TASK DIRECTIONS -
Can the data below be set down again exactly, line for line?

SOURCE MATERIAL -
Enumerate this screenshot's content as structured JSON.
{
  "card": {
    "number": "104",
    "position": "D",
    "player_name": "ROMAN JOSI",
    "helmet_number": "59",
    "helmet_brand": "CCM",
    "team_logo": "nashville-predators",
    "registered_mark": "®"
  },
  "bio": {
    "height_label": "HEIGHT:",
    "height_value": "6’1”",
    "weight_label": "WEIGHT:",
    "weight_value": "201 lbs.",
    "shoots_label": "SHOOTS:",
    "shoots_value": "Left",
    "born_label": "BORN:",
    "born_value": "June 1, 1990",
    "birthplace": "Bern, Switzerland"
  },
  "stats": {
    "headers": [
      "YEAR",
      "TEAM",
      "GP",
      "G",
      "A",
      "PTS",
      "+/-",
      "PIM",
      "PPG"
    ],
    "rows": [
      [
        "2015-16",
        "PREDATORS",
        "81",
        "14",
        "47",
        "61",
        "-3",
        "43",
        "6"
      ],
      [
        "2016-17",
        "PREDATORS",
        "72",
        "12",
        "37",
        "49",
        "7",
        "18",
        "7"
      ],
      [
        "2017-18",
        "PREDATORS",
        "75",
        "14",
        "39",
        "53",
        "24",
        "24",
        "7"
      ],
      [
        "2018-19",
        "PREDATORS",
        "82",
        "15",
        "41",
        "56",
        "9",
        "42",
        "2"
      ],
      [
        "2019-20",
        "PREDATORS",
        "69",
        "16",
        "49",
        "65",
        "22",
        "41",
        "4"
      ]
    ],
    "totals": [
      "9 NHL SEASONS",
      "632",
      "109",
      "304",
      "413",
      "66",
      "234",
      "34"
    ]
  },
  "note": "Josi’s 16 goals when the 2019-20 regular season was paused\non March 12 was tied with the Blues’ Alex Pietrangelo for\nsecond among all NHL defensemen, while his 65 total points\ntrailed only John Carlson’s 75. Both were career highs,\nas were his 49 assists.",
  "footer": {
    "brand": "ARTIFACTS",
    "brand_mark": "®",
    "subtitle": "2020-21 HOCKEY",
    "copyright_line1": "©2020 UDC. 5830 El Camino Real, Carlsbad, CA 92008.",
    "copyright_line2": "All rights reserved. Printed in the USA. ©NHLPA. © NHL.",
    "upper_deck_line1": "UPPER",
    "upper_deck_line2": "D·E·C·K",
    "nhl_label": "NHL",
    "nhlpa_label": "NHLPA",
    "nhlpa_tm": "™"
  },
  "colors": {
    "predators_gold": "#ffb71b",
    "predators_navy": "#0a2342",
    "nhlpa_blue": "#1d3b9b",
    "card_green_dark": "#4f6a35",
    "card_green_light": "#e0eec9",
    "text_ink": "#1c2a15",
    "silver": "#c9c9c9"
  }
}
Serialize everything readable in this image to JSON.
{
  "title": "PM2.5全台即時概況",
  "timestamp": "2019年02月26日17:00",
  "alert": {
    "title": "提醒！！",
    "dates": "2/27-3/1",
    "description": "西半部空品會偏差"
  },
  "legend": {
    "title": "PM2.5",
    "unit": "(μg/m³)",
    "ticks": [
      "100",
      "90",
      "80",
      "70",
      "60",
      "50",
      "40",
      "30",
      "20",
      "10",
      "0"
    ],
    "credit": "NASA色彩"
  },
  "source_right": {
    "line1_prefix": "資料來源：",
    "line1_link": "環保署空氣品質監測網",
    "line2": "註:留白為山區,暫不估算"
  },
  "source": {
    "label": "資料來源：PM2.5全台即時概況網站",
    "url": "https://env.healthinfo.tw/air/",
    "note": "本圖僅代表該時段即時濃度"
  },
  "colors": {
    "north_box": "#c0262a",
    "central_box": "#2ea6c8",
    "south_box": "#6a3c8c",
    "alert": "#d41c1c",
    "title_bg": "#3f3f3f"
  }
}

CORRECT OUTPUT -
Enumerate this screenshot's content as structured JSON.
{
  "card": {
    "number": "104",
    "position": "D",
    "player_name": "ROMAN JOSI",
    "helmet_number": "59",
    "helmet_brand": "CCM",
    "team_logo": "nashville-predators",
    "registered_mark": "®"
  },
  "bio": {
    "height_label": "HEIGHT:",
    "height_value": "6’1”",
    "weight_label": "WEIGHT:",
    "weight_value": "201 lbs.",
    "shoots_label": "SHOOTS:",
    "shoots_value": "Left",
    "born_label": "BORN:",
    "born_value": "June 1, 1990",
    "birthplace": "Bern, Switzerland"
  },
  "stats": {
    "headers": [
      "YEAR",
      "TEAM",
      "GP",
      "G",
      "A",
      "PTS",
      "+/-",
      "PIM",
      "PPG"
    ],
    "rows": [
      [
        "2015-16",
        "PREDATORS",
        "81",
        "14",
        "47",
        "61",
        "-3",
        "43",
        "6"
      ],
      [
        "2016-17",
        "PREDATORS",
        "72",
        "12",
        "37",
        "49",
        "7",
        "18",
        "7"
      ],
      [
        "2017-18",
        "PREDATORS",
        "75",
        "14",
        "39",
        "53",
        "24",
        "24",
        "7"
      ],
      [
        "2018-19",
        "PREDATORS",
        "82",
        "15",
        "41",
        "56",
        "9",
        "42",
        "2"
      ],
      [
        "2019-20",
        "PREDATORS",
        "69",
        "16",
        "49",
        "65",
        "22",
        "41",
        "4"
      ]
    ],
    "totals": [
      "9 NHL SEASONS",
      "632",
      "109",
      "304",
      "413",
      "66",
      "234",
      "34"
    ]
  },
  "note": "Josi’s 16 goals when the 2019-20 regular season was paused\non March 12 was tied with the Blues’ Alex Pietrangelo for\nsecond among all NHL defensemen, while his 65 total points\ntrailed only John Carlson’s 75. Both were career highs,\nas were his 49 assists.",
  "footer": {
    "brand": "ARTIFACTS",
    "brand_mark": "®",
    "subtitle": "2020-21 HOCKEY",
    "copyright_line1": "©2020 UDC. 5830 El Camino Real, Carlsbad, CA 92008.",
    "copyright_line2": "All rights reserved. Printed in the USA. ©NHLPA. © NHL.",
    "upper_deck_line1": "UPPER",
    "upper_deck_line2": "D·E·C·K",
    "nhl_label": "NHL",
    "nhlpa_label": "NHLPA",
    "nhlpa_tm": "™"
  },
  "colors": {
    "predators_gold": "#ffb71b",
    "predators_navy": "#0a2342",
    "nhlpa_blue": "#1d3b9b",
    "card_green_dark": "#4f6a35",
    "card_green_light": "#e0eec9",
    "text_ink": "#1c2a15",
    "silver": "#c9c9c9"
  }
}
Serialize everything readable in this image to JSON.
{
  "title": "PM2.5全台即時概況",
  "timestamp": "2019年02月26日17:00",
  "alert": {
    "title": "提醒！！",
    "dates": "2/27-3/1",
    "description": "西半部空品會偏差"
  },
  "legend": {
    "title": "PM2.5",
    "unit": "(μg/m³)",
    "ticks": [
      "100",
      "90",
      "80",
      "70",
      "60",
      "50",
      "40",
      "30",
      "20",
      "10",
      "0"
    ],
    "credit": "NASA色彩"
  },
  "source_right": {
    "line1_prefix": "資料來源：",
    "line1_link": "環保署空氣品質監測網",
    "line2": "註:留白為山區,暫不估算"
  },
  "source": {
    "label": "資料來源：PM2.5全台即時概況網站",
    "url": "https://env.healthinfo.tw/air/",
    "note": "本圖僅代表該時段即時濃度"
  },
  "colors": {
    "north_box": "#c0262a",
    "central_box": "#2ea6c8",
    "south_box": "#6a3c8c",
    "alert": "#d41c1c",
    "title_bg": "#3f3f3f"
  }
}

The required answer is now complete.